Check every line for the word "with" and give the number of lines where it occurs, nothing else.
^^^^^^^^^^^^^^^^
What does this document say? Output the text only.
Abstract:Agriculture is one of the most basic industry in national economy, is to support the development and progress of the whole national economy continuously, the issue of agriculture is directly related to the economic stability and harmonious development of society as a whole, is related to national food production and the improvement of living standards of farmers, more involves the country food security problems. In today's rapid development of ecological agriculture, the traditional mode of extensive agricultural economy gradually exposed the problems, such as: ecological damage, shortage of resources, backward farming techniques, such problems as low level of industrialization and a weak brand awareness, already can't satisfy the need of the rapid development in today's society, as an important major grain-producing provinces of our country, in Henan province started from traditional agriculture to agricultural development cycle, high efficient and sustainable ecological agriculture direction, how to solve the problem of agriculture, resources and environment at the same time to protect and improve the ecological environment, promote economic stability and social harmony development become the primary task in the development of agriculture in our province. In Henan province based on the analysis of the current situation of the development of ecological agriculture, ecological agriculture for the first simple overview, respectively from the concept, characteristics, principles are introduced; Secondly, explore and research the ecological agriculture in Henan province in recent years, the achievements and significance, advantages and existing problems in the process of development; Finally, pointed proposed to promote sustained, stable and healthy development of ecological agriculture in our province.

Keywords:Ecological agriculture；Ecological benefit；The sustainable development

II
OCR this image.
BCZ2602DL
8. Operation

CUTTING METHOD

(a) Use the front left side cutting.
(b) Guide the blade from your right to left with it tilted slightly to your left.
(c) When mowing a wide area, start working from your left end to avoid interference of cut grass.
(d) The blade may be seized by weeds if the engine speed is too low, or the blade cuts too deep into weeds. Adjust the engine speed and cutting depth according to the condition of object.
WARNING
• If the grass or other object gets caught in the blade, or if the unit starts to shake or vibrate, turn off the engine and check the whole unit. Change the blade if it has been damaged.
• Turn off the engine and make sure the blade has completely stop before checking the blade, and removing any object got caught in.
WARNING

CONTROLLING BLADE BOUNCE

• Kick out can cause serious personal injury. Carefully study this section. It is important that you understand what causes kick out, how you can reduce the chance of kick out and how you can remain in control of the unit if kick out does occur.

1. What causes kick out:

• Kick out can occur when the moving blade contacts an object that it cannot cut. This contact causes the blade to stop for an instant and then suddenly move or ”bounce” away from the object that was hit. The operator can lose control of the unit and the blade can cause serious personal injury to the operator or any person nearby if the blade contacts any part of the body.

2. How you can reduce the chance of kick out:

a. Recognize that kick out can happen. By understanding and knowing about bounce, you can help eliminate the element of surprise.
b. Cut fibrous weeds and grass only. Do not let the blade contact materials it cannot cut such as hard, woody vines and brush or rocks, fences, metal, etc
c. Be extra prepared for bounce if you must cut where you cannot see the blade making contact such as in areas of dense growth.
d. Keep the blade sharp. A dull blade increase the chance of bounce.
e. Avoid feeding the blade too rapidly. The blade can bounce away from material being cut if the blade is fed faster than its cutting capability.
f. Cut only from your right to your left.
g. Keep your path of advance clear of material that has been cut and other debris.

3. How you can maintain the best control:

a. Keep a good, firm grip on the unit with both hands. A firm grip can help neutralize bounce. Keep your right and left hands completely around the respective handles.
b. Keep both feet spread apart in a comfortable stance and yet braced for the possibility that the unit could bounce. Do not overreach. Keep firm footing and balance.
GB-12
^^^^^^^^^^^^^^^^
Result: 2